** START RECORDS SUPPLIED **

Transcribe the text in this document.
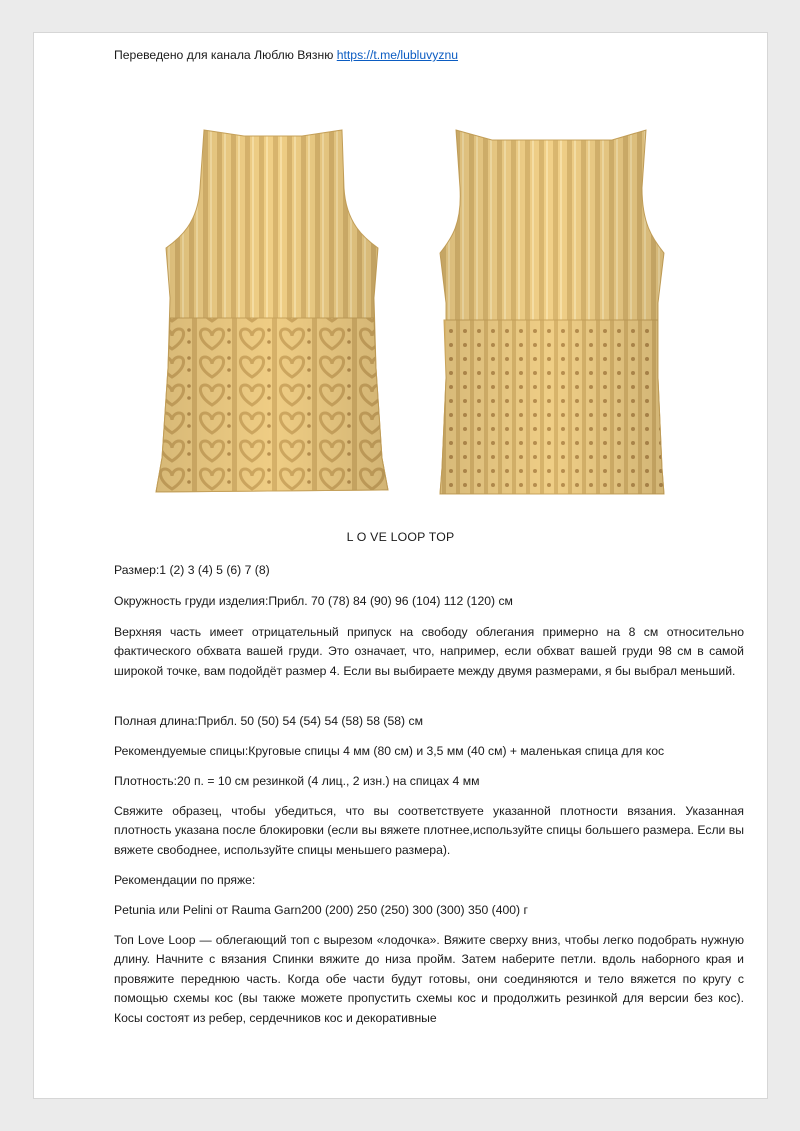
Переведено для канала Люблю Вязню https://t.me/lubluvyznu
L O VE LOOP TOP
Размер:1 (2) 3 (4) 5 (6) 7 (8)
Окружность груди изделия:Прибл. 70 (78) 84 (90) 96 (104) 112 (120) см
Верхняя часть имеет отрицательный припуск на свободу облегания примерно на 8 см относительно фактического обхвата вашей груди. Это означает, что, например, если обхват вашей груди 98 см в самой широкой точке, вам подойдёт размер 4. Если вы выбираете между двумя размерами, я бы выбрал меньший.
Полная длина:Прибл. 50 (50) 54 (54) 54 (58) 58 (58) см
Рекомендуемые спицы:Круговые спицы 4 мм (80 см) и 3,5 мм (40 см) + маленькая спица для кос
Плотность:20 п. = 10 см резинкой (4 лиц., 2 изн.) на спицах 4 мм
Свяжите образец, чтобы убедиться, что вы соответствуете указанной плотности вязания. Указанная плотность указана после блокировки (если вы вяжете плотнее,используйте спицы большего размера. Если вы вяжете свободнее, используйте спицы меньшего размера).
Рекомендации по пряже:
Petunia или Pelini от Rauma Garn200 (200) 250 (250) 300 (300) 350 (400) г
Топ Love Loop — облегающий топ с вырезом «лодочка». Вяжите сверху вниз, чтобы легко подобрать нужную длину. Начните с вязания Спинки вяжите до низа пройм. Затем наберите петли. вдоль наборного края и провяжите переднюю часть. Когда обе части будут готовы, они соединяются и тело вяжется по кругу с помощью схемы кос (вы также можете пропустить схемы кос и продолжить резинкой для версии без кос). Косы состоят из ребер, сердечников кос и декоративные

** END RECORDS SUPPLIED **

▸ EXERCISE DETAILS
Repeat the material above word for word and skip every image in it.

▸ FINISHED EXERCISE
Transcribe the text in this document.
Переведено для канала Люблю Вязню https://t.me/lubluvyznu
L O VE LOOP TOP
Размер:1 (2) 3 (4) 5 (6) 7 (8)
Окружность груди изделия:Прибл. 70 (78) 84 (90) 96 (104) 112 (120) см
Верхняя часть имеет отрицательный припуск на свободу облегания примерно на 8 см относительно фактического обхвата вашей груди. Это означает, что, например, если обхват вашей груди 98 см в самой широкой точке, вам подойдёт размер 4. Если вы выбираете между двумя размерами, я бы выбрал меньший.
Полная длина:Прибл. 50 (50) 54 (54) 54 (58) 58 (58) см
Рекомендуемые спицы:Круговые спицы 4 мм (80 см) и 3,5 мм (40 см) + маленькая спица для кос
Плотность:20 п. = 10 см резинкой (4 лиц., 2 изн.) на спицах 4 мм
Свяжите образец, чтобы убедиться, что вы соответствуете указанной плотности вязания. Указанная плотность указана после блокировки (если вы вяжете плотнее,используйте спицы большего размера. Если вы вяжете свободнее, используйте спицы меньшего размера).
Рекомендации по пряже:
Petunia или Pelini от Rauma Garn200 (200) 250 (250) 300 (300) 350 (400) г
Топ Love Loop — облегающий топ с вырезом «лодочка». Вяжите сверху вниз, чтобы легко подобрать нужную длину. Начните с вязания Спинки вяжите до низа пройм. Затем наберите петли. вдоль наборного края и провяжите переднюю часть. Когда обе части будут готовы, они соединяются и тело вяжется по кругу с помощью схемы кос (вы также можете пропустить схемы кос и продолжить резинкой для версии без кос). Косы состоят из ребер, сердечников кос и декоративные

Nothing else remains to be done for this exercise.